> [Directions for this task]:
Gather all lines with "vivre" from the records.
━━━━━━━━━━
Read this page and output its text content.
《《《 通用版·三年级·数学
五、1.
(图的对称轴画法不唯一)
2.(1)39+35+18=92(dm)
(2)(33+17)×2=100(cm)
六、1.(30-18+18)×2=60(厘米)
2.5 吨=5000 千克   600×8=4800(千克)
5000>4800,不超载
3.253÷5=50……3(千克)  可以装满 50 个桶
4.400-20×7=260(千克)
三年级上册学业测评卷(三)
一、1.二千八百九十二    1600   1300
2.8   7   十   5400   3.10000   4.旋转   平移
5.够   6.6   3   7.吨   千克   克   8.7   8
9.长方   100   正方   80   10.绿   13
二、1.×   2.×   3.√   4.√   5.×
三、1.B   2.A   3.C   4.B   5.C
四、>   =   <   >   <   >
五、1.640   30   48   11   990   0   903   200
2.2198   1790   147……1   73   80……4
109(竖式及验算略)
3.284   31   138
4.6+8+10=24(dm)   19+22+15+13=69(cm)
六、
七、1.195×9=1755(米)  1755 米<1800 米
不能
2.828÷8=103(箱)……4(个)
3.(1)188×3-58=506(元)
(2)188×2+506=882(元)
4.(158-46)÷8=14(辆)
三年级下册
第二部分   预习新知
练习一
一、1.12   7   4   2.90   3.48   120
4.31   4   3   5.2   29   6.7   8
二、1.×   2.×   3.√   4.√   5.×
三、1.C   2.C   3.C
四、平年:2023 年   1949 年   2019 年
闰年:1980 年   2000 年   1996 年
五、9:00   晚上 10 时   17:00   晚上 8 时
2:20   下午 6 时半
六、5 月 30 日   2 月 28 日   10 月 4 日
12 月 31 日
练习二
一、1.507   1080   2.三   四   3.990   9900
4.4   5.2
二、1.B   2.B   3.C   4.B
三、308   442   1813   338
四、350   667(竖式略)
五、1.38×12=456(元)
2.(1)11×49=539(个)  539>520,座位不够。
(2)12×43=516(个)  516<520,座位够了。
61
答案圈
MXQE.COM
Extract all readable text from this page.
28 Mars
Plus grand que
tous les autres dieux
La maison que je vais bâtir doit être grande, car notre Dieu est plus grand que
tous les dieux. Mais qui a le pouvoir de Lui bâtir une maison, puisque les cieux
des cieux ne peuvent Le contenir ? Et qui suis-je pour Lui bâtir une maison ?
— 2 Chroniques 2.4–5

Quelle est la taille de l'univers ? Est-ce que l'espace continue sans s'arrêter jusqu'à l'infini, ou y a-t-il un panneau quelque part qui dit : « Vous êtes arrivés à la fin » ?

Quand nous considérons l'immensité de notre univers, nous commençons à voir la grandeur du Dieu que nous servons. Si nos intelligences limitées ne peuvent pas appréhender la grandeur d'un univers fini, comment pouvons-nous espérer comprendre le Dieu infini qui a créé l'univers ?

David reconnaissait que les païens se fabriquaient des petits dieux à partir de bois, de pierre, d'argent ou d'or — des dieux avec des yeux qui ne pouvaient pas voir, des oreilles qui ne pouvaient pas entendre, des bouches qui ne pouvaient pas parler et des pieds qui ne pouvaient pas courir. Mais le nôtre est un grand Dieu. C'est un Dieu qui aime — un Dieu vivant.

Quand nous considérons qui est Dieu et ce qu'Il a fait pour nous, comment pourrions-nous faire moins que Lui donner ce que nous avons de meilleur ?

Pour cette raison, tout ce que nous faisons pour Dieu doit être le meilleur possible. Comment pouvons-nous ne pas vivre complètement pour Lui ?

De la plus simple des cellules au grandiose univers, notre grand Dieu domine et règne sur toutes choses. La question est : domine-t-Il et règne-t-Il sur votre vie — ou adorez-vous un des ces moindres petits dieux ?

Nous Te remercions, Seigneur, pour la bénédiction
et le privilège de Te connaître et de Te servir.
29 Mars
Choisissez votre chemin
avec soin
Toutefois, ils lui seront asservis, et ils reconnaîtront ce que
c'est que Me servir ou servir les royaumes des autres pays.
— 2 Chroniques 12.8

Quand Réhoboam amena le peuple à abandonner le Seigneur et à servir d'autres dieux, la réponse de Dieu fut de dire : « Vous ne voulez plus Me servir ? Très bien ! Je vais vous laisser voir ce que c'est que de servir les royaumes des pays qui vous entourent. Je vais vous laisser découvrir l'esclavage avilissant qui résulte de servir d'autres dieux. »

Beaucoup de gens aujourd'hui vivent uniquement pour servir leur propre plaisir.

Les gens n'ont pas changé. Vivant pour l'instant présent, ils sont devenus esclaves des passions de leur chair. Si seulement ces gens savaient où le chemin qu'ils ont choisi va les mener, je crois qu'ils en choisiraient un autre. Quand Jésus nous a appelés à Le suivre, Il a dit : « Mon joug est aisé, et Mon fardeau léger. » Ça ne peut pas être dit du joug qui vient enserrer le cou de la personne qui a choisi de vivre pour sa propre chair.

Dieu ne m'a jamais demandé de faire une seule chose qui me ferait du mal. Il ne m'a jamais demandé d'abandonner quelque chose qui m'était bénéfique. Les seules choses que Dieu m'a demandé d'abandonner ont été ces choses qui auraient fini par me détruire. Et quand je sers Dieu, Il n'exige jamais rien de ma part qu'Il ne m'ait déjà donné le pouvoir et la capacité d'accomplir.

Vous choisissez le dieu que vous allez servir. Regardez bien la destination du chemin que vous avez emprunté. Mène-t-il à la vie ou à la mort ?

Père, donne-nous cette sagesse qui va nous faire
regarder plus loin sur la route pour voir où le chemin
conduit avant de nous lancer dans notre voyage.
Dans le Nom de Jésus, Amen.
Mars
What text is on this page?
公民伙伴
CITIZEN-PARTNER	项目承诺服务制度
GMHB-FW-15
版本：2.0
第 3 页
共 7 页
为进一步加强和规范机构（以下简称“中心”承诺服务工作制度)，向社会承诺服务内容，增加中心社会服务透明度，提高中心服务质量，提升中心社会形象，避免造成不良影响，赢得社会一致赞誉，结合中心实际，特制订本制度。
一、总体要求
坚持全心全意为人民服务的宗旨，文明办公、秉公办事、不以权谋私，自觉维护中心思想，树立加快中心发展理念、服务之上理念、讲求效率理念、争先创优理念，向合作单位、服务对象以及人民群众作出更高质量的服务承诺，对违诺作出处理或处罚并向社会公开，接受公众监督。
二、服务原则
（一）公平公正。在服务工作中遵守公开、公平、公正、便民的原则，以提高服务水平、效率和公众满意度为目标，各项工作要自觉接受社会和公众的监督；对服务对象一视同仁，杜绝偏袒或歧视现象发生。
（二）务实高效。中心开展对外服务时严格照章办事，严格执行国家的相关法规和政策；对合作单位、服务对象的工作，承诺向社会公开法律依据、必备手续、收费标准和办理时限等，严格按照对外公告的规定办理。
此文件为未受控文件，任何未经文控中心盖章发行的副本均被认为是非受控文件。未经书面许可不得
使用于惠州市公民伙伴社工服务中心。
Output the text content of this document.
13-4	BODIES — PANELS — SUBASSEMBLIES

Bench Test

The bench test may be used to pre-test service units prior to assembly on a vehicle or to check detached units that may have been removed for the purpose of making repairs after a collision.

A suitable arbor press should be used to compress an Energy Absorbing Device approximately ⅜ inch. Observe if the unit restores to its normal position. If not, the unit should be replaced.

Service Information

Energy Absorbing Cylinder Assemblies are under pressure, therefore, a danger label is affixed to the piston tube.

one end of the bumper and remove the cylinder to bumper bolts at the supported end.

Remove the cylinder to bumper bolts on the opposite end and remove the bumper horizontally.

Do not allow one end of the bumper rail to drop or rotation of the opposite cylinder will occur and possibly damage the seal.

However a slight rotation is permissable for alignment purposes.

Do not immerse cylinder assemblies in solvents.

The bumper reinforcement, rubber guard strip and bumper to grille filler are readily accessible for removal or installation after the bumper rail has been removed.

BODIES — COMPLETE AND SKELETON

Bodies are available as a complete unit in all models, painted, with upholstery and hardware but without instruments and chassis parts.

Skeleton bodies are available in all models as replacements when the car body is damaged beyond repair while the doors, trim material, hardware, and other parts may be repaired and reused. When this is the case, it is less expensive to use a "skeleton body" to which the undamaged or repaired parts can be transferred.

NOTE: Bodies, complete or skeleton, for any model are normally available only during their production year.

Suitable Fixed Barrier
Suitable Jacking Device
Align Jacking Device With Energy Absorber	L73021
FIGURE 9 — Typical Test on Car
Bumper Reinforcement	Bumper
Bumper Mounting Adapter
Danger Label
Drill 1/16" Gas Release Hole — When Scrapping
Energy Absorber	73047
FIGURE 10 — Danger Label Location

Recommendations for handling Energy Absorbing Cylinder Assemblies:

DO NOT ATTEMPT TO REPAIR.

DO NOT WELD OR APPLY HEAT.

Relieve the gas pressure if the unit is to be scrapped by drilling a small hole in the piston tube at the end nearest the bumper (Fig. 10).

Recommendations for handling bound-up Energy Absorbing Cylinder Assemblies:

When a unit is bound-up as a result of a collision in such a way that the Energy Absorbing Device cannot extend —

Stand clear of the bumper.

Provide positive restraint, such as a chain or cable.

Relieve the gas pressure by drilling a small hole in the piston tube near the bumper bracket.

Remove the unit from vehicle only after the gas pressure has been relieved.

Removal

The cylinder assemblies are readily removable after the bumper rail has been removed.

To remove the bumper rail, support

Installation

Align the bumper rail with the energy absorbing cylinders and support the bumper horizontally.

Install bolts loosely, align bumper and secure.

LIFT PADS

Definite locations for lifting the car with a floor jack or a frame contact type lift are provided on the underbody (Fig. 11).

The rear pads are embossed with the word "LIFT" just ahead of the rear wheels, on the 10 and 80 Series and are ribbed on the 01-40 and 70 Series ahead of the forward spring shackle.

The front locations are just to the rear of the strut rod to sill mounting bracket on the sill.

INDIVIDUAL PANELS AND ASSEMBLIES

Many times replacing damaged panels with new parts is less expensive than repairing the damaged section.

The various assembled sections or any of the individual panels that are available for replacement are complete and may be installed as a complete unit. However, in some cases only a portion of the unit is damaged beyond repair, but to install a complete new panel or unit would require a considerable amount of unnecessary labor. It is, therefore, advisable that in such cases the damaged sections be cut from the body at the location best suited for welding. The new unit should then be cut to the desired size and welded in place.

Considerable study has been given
━━━━━━━━━━
> [Result]:
Pour cette raison, tout ce que nous faisons pour Dieu doit être le meilleur possible. Comment pouvons-nous ne pas vivre complètement pour Lui ?
Les gens n'ont pas changé. Vivant pour l'instant présent, ils sont devenus esclaves des passions de leur chair. Si seulement ces gens savaient où le chemin qu'ils ont choisi va les mener, je crois qu'ils en choisiraient un autre. Quand Jésus nous a appelés à Le suivre, Il a dit : « Mon joug est aisé, et Mon fardeau léger. » Ça ne peut pas être dit du joug qui vient enserrer le cou de la personne qui a choisi de vivre pour sa propre chair.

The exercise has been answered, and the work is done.